Short task: Write out all entries word for word.

═══ Records

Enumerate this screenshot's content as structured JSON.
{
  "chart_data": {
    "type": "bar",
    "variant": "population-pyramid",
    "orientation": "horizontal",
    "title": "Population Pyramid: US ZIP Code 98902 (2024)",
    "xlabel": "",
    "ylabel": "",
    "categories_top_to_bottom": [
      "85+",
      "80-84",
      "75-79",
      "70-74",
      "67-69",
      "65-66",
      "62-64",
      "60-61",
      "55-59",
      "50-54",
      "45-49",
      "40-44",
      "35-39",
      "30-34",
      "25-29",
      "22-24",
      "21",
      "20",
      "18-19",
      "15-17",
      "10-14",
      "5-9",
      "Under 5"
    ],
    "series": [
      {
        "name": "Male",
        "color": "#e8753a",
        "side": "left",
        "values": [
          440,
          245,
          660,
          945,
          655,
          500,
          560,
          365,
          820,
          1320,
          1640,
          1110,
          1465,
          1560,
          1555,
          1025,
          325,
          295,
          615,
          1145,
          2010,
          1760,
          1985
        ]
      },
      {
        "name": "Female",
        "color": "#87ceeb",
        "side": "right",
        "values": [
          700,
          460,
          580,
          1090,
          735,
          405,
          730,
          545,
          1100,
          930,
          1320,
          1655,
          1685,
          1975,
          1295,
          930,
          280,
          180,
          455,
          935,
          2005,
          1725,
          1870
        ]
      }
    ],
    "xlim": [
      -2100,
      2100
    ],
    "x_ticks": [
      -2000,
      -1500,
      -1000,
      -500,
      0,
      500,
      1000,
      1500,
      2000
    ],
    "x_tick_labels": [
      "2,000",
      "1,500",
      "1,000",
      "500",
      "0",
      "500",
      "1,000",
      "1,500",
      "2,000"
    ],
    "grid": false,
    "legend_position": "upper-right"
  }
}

══════

Result of the task:
Enumerate this screenshot's content as structured JSON.
{
  "chart_data": {
    "type": "bar",
    "variant": "population-pyramid",
    "orientation": "horizontal",
    "title": "Population Pyramid: US ZIP Code 98902 (2024)",
    "xlabel": "",
    "ylabel": "",
    "categories_top_to_bottom": [
      "85+",
      "80-84",
      "75-79",
      "70-74",
      "67-69",
      "65-66",
      "62-64",
      "60-61",
      "55-59",
      "50-54",
      "45-49",
      "40-44",
      "35-39",
      "30-34",
      "25-29",
      "22-24",
      "21",
      "20",
      "18-19",
      "15-17",
      "10-14",
      "5-9",
      "Under 5"
    ],
    "series": [
      {
        "name": "Male",
        "color": "#e8753a",
        "side": "left",
        "values": [
          440,
          245,
          660,
          945,
          655,
          500,
          560,
          365,
          820,
          1320,
          1640,
          1110,
          1465,
          1560,
          1555,
          1025,
          325,
          295,
          615,
          1145,
          2010,
          1760,
          1985
        ]
      },
      {
        "name": "Female",
        "color": "#87ceeb",
        "side": "right",
        "values": [
          700,
          460,
          580,
          1090,
          735,
          405,
          730,
          545,
          1100,
          930,
          1320,
          1655,
          1685,
          1975,
          1295,
          930,
          280,
          180,
          455,
          935,
          2005,
          1725,
          1870
        ]
      }
    ],
    "xlim": [
      -2100,
      2100
    ],
    "x_ticks": [
      -2000,
      -1500,
      -1000,
      -500,
      0,
      500,
      1000,
      1500,
      2000
    ],
    "x_tick_labels": [
      "2,000",
      "1,500",
      "1,000",
      "500",
      "0",
      "500",
      "1,000",
      "1,500",
      "2,000"
    ],
    "grid": false,
    "legend_position": "upper-right"
  }
}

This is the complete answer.